| Exercise prompt |
Look through the records that follow. Copy every line containing the word "title".
|---|
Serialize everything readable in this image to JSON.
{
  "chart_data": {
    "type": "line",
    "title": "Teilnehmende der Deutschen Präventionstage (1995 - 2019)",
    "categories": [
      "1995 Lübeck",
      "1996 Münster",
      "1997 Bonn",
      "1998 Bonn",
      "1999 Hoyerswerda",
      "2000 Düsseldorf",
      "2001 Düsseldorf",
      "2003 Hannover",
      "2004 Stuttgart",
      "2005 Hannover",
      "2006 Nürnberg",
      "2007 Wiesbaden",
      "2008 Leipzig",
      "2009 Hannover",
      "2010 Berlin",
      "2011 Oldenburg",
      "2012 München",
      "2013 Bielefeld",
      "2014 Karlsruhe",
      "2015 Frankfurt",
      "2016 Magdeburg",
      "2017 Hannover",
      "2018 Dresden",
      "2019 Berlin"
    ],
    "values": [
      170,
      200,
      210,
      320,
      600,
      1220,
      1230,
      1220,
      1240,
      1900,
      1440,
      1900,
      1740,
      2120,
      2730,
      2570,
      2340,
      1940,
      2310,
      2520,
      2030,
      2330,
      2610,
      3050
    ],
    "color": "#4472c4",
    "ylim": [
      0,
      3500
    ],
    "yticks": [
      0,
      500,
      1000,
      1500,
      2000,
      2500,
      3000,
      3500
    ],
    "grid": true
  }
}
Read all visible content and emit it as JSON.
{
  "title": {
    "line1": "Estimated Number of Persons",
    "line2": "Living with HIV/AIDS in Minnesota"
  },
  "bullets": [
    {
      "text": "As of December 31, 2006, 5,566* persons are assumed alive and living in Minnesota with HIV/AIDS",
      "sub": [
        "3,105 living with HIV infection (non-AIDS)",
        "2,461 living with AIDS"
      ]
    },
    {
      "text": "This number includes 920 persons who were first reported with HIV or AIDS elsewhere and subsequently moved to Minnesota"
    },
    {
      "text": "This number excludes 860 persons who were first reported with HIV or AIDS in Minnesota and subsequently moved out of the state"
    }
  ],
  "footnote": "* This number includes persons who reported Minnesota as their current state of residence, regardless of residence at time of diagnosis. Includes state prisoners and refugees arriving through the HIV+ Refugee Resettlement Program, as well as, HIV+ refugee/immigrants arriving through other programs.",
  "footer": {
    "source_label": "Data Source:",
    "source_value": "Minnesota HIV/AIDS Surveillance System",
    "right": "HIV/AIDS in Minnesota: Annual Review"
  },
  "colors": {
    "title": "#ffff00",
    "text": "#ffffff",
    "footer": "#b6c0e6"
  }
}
|---|
| Answer to the task |
    "title": "Teilnehmende der Deutschen Präventionstage (1995 - 2019)",
  "title": {
    "title": "#ffff00",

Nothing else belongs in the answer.